## DATASET EXTRACT
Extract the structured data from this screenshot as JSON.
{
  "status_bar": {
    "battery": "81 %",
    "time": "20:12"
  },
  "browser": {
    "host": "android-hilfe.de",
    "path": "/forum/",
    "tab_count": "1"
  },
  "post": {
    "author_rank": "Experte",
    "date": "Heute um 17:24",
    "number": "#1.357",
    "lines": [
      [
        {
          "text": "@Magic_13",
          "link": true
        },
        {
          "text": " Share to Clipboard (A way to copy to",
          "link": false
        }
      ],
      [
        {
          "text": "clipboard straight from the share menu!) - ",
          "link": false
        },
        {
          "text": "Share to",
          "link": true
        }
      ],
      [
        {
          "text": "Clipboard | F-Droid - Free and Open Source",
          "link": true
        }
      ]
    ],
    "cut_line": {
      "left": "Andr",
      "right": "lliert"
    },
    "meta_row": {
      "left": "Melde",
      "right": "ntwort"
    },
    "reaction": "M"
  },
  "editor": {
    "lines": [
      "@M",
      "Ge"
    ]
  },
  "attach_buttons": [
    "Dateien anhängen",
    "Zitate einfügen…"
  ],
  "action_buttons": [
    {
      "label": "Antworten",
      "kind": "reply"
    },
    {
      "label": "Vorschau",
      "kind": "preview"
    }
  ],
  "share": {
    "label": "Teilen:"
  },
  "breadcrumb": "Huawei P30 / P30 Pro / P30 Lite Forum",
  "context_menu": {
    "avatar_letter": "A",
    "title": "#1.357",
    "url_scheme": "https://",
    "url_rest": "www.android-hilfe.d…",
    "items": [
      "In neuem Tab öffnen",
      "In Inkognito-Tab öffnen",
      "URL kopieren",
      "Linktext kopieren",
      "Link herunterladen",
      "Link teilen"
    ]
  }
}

## CHALLENGE
Write out all of the records above exactly as they appear.

## EXERCISE OUTPUT
Extract the structured data from this screenshot as JSON.
{
  "status_bar": {
    "battery": "81 %",
    "time": "20:12"
  },
  "browser": {
    "host": "android-hilfe.de",
    "path": "/forum/",
    "tab_count": "1"
  },
  "post": {
    "author_rank": "Experte",
    "date": "Heute um 17:24",
    "number": "#1.357",
    "lines": [
      [
        {
          "text": "@Magic_13",
          "link": true
        },
        {
          "text": " Share to Clipboard (A way to copy to",
          "link": false
        }
      ],
      [
        {
          "text": "clipboard straight from the share menu!) - ",
          "link": false
        },
        {
          "text": "Share to",
          "link": true
        }
      ],
      [
        {
          "text": "Clipboard | F-Droid - Free and Open Source",
          "link": true
        }
      ]
    ],
    "cut_line": {
      "left": "Andr",
      "right": "lliert"
    },
    "meta_row": {
      "left": "Melde",
      "right": "ntwort"
    },
    "reaction": "M"
  },
  "editor": {
    "lines": [
      "@M",
      "Ge"
    ]
  },
  "attach_buttons": [
    "Dateien anhängen",
    "Zitate einfügen…"
  ],
  "action_buttons": [
    {
      "label": "Antworten",
      "kind": "reply"
    },
    {
      "label": "Vorschau",
      "kind": "preview"
    }
  ],
  "share": {
    "label": "Teilen:"
  },
  "breadcrumb": "Huawei P30 / P30 Pro / P30 Lite Forum",
  "context_menu": {
    "avatar_letter": "A",
    "title": "#1.357",
    "url_scheme": "https://",
    "url_rest": "www.android-hilfe.d…",
    "items": [
      "In neuem Tab öffnen",
      "In Inkognito-Tab öffnen",
      "URL kopieren",
      "Linktext kopieren",
      "Link herunterladen",
      "Link teilen"
    ]
  }
}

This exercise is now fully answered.